§ **WHAT IS ASKED**
Quote the material word for word, starting at its first line and ending at the line that contains "category-label: 23Q1 <box>253".
_ _ _
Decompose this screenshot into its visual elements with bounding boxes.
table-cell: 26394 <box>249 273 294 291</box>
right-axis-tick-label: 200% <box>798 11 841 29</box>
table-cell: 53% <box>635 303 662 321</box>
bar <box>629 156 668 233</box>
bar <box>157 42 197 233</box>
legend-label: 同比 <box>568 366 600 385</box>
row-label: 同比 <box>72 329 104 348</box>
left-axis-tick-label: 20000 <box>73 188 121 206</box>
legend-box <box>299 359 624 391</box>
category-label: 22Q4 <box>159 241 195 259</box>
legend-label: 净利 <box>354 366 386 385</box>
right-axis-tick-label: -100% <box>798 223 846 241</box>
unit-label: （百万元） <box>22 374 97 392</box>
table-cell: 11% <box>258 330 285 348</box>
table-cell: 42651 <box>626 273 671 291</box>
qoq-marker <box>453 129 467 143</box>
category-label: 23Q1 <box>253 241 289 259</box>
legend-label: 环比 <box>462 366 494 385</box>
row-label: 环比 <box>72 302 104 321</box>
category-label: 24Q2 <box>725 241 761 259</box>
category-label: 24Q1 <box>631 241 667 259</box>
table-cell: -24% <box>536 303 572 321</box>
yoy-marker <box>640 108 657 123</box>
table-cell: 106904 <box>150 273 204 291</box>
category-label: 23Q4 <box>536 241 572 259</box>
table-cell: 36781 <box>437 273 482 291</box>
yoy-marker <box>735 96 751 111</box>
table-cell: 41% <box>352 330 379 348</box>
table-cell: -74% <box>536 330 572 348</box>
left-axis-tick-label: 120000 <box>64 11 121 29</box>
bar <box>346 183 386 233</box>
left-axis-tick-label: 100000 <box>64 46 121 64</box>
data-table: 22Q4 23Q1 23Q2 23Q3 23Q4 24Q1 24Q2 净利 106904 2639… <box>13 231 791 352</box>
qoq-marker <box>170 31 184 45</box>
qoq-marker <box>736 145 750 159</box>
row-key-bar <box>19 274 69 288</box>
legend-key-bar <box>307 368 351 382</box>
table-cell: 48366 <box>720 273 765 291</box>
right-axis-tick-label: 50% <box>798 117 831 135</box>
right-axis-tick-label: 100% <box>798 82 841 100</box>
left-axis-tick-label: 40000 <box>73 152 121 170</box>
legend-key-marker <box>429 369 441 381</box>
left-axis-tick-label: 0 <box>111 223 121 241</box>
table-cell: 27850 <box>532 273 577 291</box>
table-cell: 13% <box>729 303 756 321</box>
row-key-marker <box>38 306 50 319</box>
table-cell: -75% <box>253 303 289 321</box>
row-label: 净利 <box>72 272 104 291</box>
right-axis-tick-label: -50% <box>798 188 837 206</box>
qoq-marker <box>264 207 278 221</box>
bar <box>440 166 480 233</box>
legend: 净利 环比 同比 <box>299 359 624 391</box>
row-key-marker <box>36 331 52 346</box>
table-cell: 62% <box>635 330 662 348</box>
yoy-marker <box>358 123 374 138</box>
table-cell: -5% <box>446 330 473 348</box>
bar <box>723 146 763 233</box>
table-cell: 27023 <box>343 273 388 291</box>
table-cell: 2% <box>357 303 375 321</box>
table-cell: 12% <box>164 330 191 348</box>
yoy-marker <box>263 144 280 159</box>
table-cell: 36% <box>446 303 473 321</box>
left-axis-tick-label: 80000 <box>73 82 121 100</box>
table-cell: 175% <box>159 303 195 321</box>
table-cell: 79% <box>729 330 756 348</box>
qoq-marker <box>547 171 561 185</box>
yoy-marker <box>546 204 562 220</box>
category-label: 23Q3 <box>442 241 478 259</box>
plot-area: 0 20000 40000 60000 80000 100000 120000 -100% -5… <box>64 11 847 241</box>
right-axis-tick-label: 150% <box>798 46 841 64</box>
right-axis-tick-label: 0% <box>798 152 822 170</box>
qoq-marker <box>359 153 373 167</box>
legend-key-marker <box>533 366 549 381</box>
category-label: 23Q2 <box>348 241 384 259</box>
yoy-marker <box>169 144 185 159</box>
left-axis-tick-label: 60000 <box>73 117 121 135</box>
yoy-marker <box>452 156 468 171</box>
_ _ _
§ **CORRECT OUTPUT**
Decompose this screenshot into its visual elements with bounding boxes.
table-cell: 26394 <box>249 273 294 291</box>
right-axis-tick-label: 200% <box>798 11 841 29</box>
table-cell: 53% <box>635 303 662 321</box>
bar <box>629 156 668 233</box>
bar <box>157 42 197 233</box>
legend-label: 同比 <box>568 366 600 385</box>
row-label: 同比 <box>72 329 104 348</box>
left-axis-tick-label: 20000 <box>73 188 121 206</box>
legend-box <box>299 359 624 391</box>
category-label: 22Q4 <box>159 241 195 259</box>
legend-label: 净利 <box>354 366 386 385</box>
right-axis-tick-label: -100% <box>798 223 846 241</box>
unit-label: （百万元） <box>22 374 97 392</box>
table-cell: 11% <box>258 330 285 348</box>
table-cell: 42651 <box>626 273 671 291</box>
qoq-marker <box>453 129 467 143</box>
category-label: 23Q1 <box>253 241 289 259</box>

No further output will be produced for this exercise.